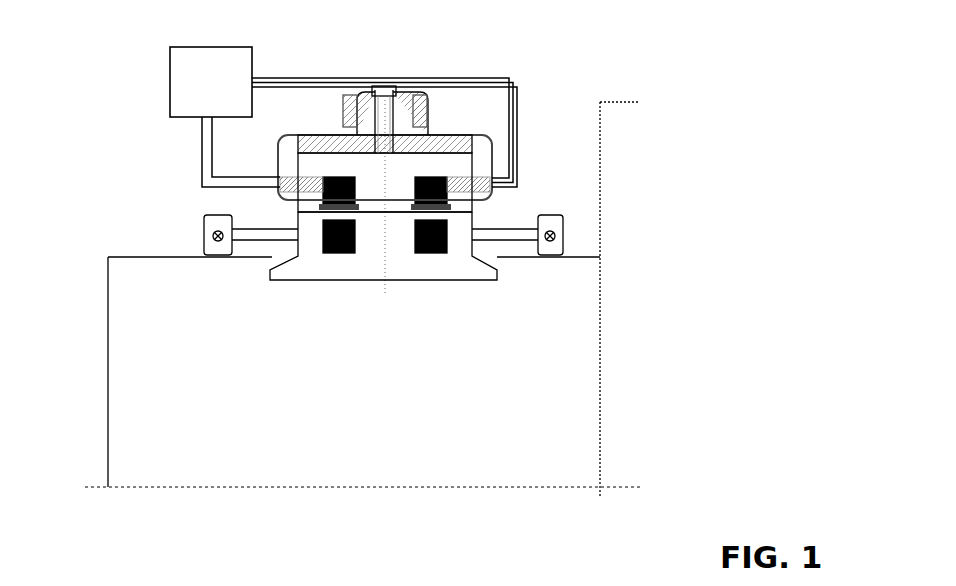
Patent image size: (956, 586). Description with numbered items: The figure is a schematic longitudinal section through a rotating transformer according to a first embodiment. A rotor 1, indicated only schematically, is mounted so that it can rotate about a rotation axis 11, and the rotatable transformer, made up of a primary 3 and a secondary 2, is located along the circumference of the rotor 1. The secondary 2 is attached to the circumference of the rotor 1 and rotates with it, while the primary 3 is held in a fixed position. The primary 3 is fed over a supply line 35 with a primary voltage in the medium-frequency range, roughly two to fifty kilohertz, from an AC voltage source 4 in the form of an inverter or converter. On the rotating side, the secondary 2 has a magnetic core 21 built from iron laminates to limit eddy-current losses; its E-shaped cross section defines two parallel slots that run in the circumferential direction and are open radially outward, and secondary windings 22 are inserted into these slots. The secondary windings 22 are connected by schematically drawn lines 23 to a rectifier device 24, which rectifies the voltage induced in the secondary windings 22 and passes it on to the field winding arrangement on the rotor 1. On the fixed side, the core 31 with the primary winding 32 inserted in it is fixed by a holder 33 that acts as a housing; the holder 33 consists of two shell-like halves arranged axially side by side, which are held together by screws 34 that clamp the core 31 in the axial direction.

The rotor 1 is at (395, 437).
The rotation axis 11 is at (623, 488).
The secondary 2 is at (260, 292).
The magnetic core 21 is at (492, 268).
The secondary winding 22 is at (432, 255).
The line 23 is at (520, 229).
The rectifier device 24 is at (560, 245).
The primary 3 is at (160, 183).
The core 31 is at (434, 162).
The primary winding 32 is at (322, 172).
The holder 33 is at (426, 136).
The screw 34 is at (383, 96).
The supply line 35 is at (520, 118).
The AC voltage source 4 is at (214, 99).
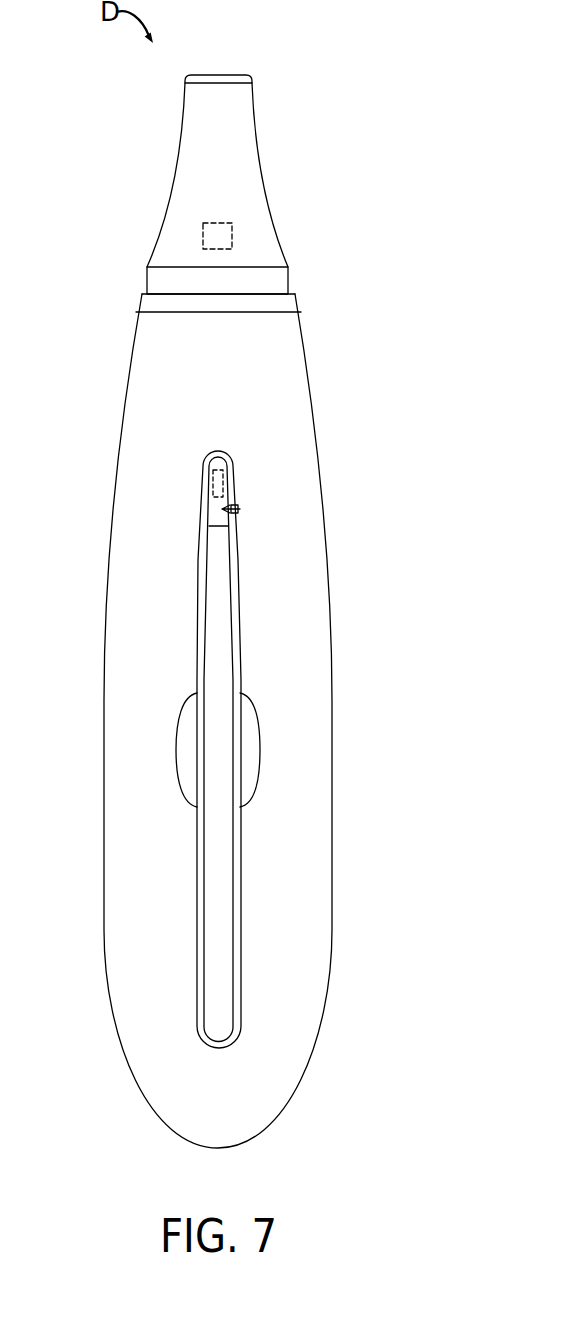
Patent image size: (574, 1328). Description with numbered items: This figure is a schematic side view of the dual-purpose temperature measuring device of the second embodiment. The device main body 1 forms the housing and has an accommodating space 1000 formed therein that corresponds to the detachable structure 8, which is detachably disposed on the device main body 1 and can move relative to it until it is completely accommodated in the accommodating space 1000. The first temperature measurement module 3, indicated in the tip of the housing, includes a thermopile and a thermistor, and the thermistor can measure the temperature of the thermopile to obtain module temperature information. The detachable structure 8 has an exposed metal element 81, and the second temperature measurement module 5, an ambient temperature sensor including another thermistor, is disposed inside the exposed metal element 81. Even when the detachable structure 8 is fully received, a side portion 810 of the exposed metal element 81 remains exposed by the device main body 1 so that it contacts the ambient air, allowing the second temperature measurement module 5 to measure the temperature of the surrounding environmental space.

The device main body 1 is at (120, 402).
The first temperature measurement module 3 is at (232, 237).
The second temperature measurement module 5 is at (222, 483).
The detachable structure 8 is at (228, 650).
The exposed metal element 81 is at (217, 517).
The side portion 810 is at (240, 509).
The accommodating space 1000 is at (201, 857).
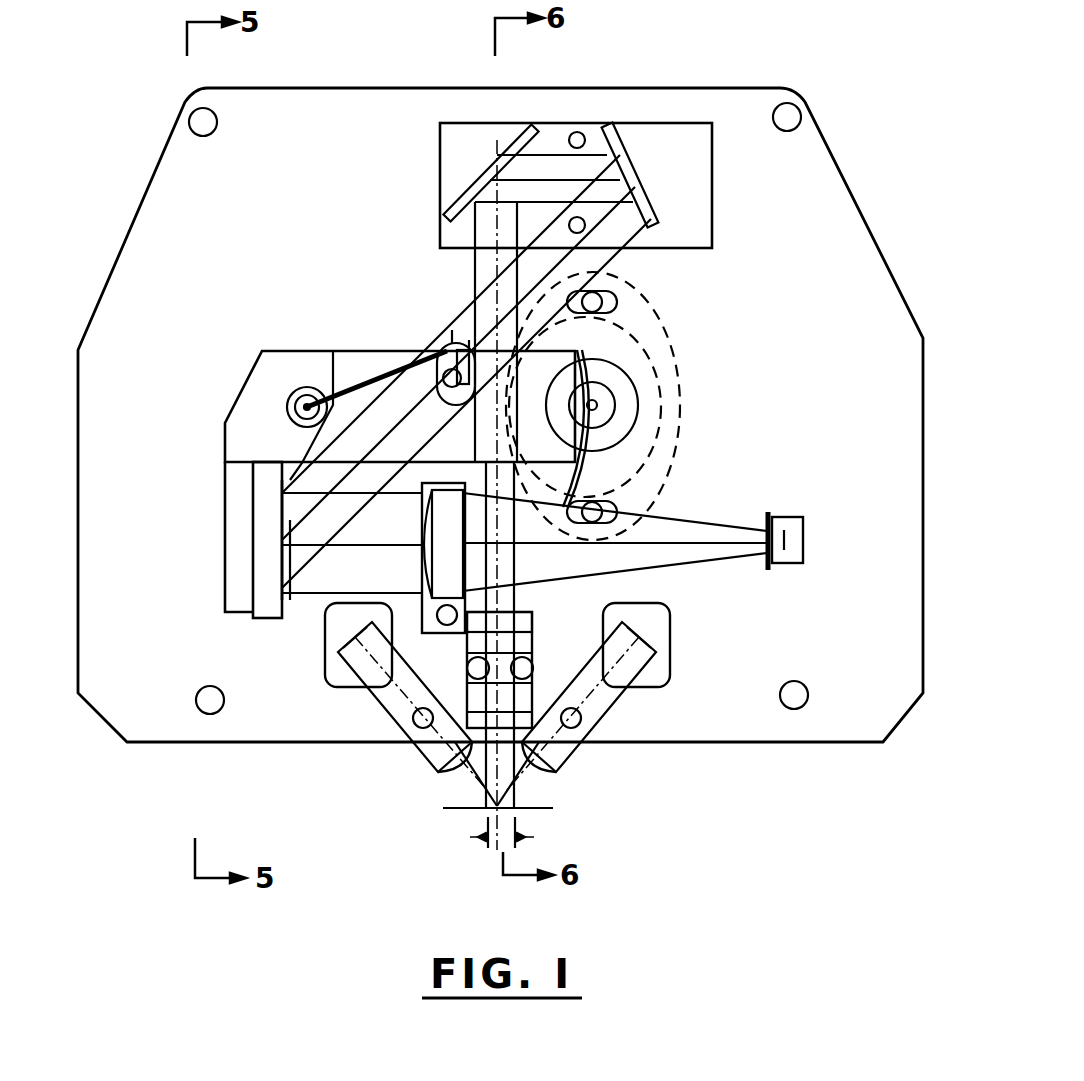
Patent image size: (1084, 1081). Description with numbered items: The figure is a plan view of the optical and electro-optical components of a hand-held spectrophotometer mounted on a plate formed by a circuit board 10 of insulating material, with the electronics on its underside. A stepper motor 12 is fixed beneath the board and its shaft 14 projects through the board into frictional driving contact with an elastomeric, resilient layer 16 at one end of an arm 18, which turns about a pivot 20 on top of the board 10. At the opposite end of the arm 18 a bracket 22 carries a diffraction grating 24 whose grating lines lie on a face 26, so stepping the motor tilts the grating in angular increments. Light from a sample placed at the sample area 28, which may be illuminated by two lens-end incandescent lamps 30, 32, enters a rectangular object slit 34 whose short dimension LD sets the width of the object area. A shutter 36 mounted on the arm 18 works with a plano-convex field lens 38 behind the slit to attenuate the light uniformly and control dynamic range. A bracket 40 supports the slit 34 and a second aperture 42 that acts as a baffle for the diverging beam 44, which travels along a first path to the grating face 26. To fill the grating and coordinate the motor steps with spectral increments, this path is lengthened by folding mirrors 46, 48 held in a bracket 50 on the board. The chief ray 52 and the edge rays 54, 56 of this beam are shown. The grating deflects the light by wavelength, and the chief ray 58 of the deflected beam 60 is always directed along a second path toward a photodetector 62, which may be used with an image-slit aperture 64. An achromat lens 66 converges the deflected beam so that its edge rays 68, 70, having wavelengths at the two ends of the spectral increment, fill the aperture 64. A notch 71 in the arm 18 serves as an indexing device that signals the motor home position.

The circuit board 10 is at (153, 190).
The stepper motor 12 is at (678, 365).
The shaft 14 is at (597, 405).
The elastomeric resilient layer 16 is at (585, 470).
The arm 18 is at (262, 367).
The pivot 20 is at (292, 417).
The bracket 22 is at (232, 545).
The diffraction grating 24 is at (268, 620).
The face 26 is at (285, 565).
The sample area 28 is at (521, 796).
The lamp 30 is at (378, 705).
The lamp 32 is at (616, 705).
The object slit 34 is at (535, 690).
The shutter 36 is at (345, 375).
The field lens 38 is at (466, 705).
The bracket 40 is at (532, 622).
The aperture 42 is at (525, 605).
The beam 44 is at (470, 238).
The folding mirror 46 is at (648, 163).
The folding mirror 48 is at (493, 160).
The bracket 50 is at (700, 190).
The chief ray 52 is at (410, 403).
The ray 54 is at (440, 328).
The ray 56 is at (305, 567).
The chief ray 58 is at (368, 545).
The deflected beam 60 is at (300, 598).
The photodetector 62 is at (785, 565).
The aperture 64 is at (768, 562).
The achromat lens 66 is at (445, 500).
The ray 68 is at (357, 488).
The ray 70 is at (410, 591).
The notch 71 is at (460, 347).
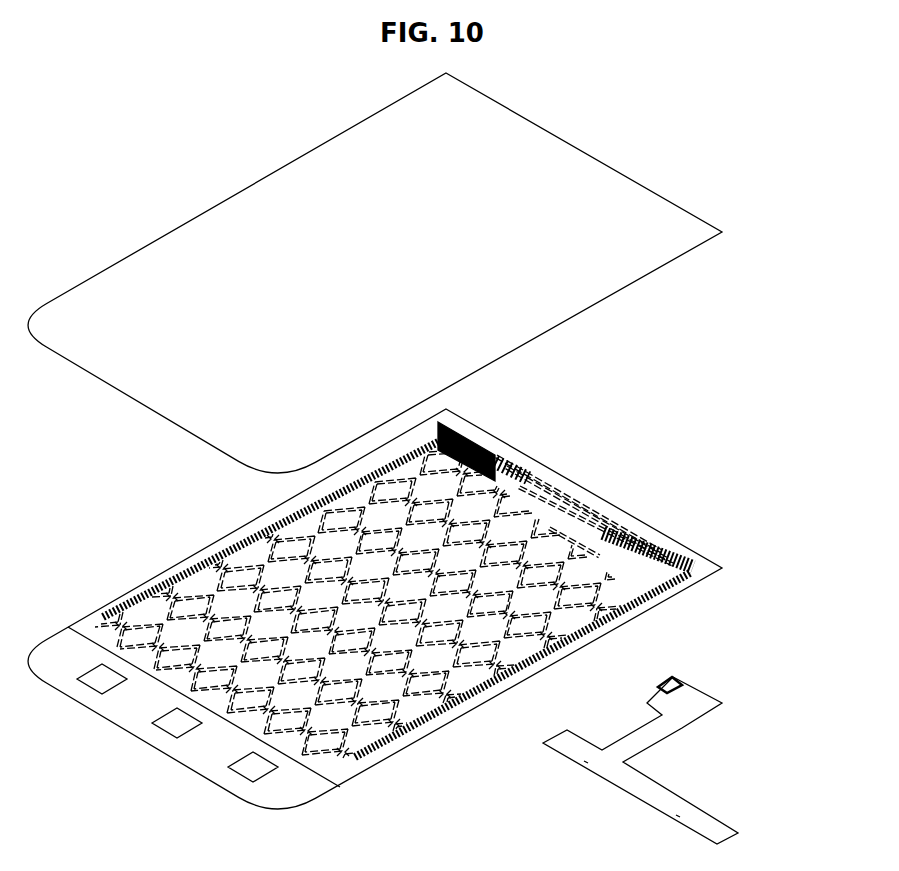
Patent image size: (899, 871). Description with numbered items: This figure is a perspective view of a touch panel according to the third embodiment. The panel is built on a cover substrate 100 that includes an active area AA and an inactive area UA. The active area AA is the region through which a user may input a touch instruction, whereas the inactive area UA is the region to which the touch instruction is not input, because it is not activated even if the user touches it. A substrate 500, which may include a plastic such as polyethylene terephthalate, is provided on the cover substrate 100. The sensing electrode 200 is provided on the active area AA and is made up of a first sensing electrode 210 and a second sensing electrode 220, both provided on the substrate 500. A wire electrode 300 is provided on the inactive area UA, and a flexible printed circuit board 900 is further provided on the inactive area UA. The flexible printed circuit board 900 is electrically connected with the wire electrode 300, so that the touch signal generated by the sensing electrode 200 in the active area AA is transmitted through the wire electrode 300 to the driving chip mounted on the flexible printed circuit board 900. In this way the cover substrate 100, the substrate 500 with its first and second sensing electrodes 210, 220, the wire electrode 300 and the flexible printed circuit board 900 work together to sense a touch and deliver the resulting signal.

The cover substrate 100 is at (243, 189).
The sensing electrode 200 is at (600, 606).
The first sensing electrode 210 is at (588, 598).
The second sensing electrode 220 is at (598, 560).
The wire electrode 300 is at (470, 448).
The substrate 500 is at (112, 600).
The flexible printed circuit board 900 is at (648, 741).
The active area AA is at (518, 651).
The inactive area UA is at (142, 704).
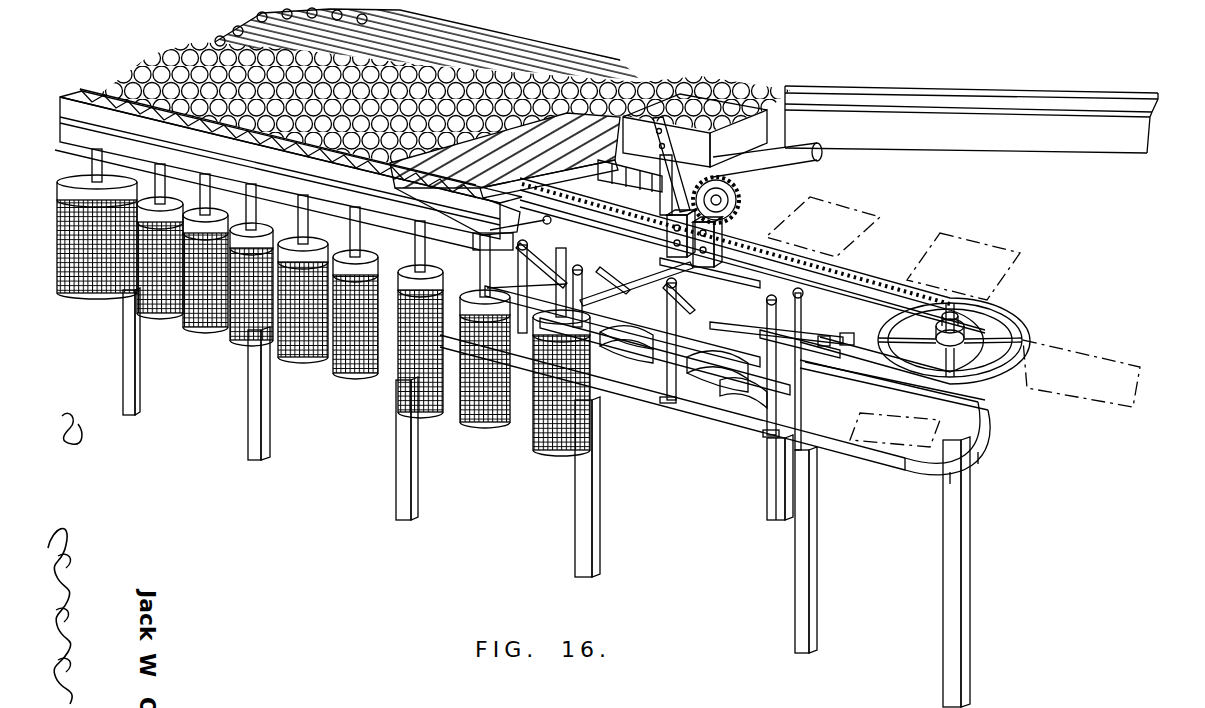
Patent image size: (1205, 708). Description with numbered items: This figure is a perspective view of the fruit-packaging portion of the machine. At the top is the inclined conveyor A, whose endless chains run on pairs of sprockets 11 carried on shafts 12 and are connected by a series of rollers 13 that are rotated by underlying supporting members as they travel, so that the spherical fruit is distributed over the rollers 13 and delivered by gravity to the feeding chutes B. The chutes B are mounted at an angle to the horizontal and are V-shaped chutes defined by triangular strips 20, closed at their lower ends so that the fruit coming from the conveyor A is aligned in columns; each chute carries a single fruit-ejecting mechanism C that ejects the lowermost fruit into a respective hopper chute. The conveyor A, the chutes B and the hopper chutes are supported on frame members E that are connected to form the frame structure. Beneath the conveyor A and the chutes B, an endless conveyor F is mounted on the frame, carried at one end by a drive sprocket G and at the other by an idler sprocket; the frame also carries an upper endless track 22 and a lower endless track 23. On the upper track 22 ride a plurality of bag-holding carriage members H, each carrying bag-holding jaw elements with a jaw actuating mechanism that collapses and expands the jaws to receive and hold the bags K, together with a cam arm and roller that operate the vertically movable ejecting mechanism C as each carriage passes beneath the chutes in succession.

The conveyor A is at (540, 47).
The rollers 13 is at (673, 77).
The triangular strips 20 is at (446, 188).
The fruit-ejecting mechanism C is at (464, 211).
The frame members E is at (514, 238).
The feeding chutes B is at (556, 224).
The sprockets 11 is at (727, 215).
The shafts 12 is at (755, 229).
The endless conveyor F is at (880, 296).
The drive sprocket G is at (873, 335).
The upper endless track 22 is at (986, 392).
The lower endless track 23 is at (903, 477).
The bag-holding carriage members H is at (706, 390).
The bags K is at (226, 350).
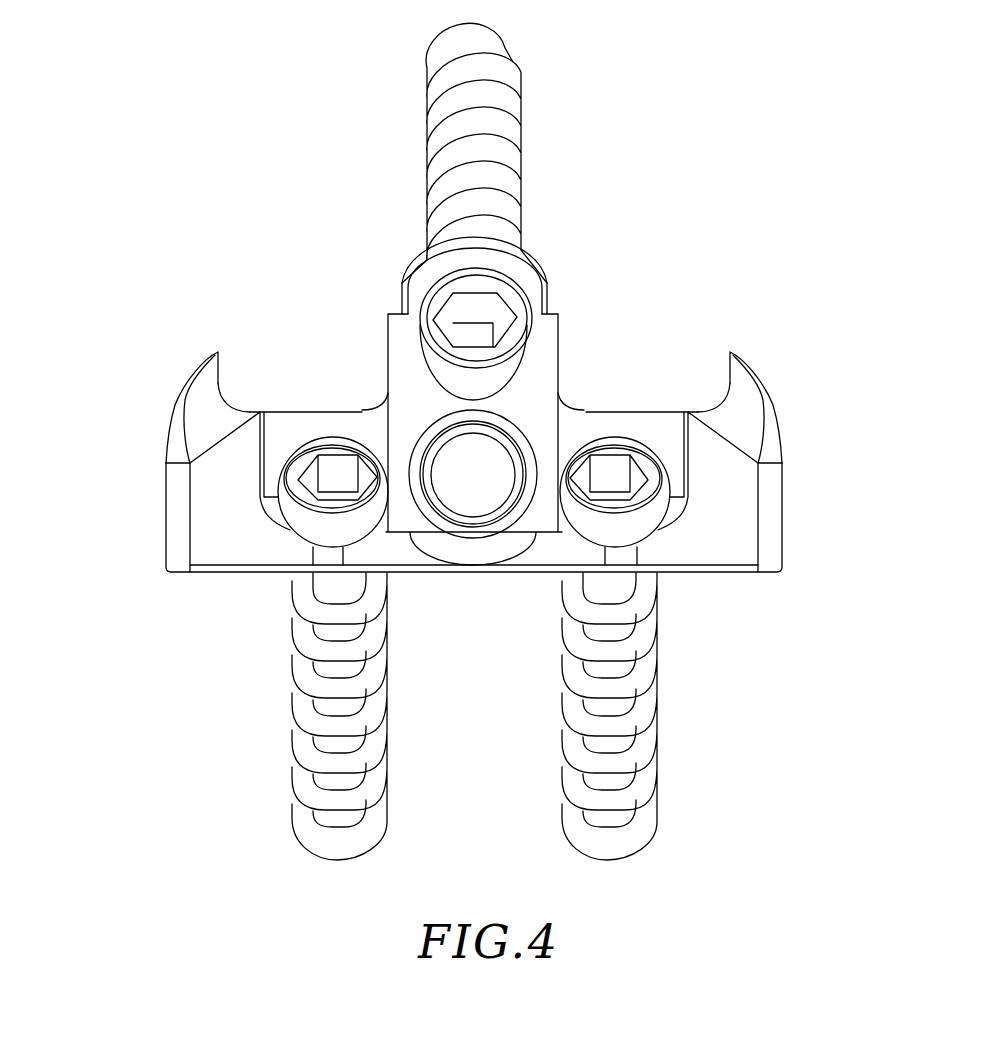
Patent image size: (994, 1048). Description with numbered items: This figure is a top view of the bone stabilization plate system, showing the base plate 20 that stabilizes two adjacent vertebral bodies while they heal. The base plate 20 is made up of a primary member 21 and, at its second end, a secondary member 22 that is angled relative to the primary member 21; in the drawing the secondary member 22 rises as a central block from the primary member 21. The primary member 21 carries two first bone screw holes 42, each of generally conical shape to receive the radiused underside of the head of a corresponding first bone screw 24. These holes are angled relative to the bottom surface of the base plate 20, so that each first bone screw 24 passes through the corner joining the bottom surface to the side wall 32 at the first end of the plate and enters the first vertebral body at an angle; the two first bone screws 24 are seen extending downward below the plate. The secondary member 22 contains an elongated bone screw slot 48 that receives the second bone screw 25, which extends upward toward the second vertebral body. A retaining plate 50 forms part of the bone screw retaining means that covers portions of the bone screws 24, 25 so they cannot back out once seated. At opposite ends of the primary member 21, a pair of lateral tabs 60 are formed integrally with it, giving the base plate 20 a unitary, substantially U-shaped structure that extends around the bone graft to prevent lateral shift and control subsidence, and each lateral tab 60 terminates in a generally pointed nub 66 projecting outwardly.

======

WHAT YOU HAVE TO DO: Update the entries from the line that has "Patent image size: (574, 1328)." through the line that has "The device main body 1 is at (120, 402).": write those lines out again with "housing" replaced by "casing" and all other text unchanged.

TASK OUTPUT:
Patent image size: (574, 1328). Description with numbered items: This figure is a schematic side view of the dual-purpose temperature measuring device of the second embodiment. The device main body 1 forms the casing and has an accommodating space 1000 formed therein that corresponds to the detachable structure 8, which is detachably disposed on the device main body 1 and can move relative to it until it is completely accommodated in the accommodating space 1000. The first temperature measurement module 3, indicated in the tip of the casing, includes a thermopile and a thermistor, and the thermistor can measure the temperature of the thermopile to obtain module temperature information. The detachable structure 8 has an exposed metal element 81, and the second temperature measurement module 5, an ambient temperature sensor including another thermistor, is disposed inside the exposed metal element 81. Even when the detachable structure 8 is fully received, a side portion 810 of the exposed metal element 81 remains exposed by the device main body 1 so that it contacts the ambient air, allowing the second temperature measurement module 5 to measure the temperature of the surrounding environmental space.

The device main body 1 is at (120, 402).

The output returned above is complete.